### Input data:
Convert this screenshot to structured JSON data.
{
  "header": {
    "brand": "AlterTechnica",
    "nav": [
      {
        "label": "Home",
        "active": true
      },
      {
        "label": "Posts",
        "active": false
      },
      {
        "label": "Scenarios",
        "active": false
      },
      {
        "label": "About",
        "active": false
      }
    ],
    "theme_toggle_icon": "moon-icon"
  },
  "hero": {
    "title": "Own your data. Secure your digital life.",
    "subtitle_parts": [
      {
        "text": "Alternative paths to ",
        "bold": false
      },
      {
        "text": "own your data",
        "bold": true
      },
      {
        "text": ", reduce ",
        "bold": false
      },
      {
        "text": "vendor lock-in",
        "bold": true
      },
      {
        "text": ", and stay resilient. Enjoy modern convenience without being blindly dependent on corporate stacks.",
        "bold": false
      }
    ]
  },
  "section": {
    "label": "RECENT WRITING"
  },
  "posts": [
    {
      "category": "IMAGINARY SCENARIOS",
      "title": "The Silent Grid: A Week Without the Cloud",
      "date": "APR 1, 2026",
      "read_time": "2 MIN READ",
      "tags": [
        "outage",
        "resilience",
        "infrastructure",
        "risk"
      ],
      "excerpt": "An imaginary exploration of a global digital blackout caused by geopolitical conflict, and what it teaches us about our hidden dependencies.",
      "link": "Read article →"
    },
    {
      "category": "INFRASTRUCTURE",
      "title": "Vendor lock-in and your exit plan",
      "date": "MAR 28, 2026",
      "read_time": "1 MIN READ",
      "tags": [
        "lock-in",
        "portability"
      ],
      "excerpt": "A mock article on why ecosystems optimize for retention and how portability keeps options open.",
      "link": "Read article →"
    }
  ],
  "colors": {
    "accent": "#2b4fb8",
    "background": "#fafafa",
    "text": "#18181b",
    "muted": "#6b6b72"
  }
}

### Instructions for the task:
Select all lines with the word "your" from the entries above.

### Output for this exercise:
    "title": "Own your data. Secure your digital life.",
        "text": "own your data",
      "title": "Vendor lock-in and your exit plan",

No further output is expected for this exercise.